Written exercise:
The listing below should be written out exactly; please include all of it.

====== Input data ======

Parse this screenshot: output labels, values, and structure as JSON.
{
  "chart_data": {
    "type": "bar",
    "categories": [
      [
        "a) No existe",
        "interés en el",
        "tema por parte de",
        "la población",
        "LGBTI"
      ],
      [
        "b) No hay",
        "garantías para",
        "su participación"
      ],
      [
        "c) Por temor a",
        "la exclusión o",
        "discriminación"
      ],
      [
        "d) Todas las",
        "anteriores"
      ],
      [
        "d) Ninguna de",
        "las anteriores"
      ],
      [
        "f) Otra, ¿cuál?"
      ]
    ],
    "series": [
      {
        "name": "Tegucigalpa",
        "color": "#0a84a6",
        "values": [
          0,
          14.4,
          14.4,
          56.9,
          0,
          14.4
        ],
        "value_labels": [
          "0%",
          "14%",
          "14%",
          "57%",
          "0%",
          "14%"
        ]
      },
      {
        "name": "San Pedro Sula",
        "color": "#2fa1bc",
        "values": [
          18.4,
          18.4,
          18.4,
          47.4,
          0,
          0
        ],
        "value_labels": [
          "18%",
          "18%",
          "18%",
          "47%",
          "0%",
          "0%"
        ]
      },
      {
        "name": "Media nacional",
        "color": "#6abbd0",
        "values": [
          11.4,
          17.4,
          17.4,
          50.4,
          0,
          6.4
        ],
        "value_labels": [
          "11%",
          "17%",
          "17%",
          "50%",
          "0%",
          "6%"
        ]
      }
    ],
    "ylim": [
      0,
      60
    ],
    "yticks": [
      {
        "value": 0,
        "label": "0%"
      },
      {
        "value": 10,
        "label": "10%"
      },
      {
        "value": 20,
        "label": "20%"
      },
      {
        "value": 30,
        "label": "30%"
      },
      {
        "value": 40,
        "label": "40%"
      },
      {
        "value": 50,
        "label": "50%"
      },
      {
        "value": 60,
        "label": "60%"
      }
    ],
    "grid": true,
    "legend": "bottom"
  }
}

======

Correct response:
Parse this screenshot: output labels, values, and structure as JSON.
{
  "chart_data": {
    "type": "bar",
    "categories": [
      [
        "a) No existe",
        "interés en el",
        "tema por parte de",
        "la población",
        "LGBTI"
      ],
      [
        "b) No hay",
        "garantías para",
        "su participación"
      ],
      [
        "c) Por temor a",
        "la exclusión o",
        "discriminación"
      ],
      [
        "d) Todas las",
        "anteriores"
      ],
      [
        "d) Ninguna de",
        "las anteriores"
      ],
      [
        "f) Otra, ¿cuál?"
      ]
    ],
    "series": [
      {
        "name": "Tegucigalpa",
        "color": "#0a84a6",
        "values": [
          0,
          14.4,
          14.4,
          56.9,
          0,
          14.4
        ],
        "value_labels": [
          "0%",
          "14%",
          "14%",
          "57%",
          "0%",
          "14%"
        ]
      },
      {
        "name": "San Pedro Sula",
        "color": "#2fa1bc",
        "values": [
          18.4,
          18.4,
          18.4,
          47.4,
          0,
          0
        ],
        "value_labels": [
          "18%",
          "18%",
          "18%",
          "47%",
          "0%",
          "0%"
        ]
      },
      {
        "name": "Media nacional",
        "color": "#6abbd0",
        "values": [
          11.4,
          17.4,
          17.4,
          50.4,
          0,
          6.4
        ],
        "value_labels": [
          "11%",
          "17%",
          "17%",
          "50%",
          "0%",
          "6%"
        ]
      }
    ],
    "ylim": [
      0,
      60
    ],
    "yticks": [
      {
        "value": 0,
        "label": "0%"
      },
      {
        "value": 10,
        "label": "10%"
      },
      {
        "value": 20,
        "label": "20%"
      },
      {
        "value": 30,
        "label": "30%"
      },
      {
        "value": 40,
        "label": "40%"
      },
      {
        "value": 50,
        "label": "50%"
      },
      {
        "value": 60,
        "label": "60%"
      }
    ],
    "grid": true,
    "legend": "bottom"
  }
}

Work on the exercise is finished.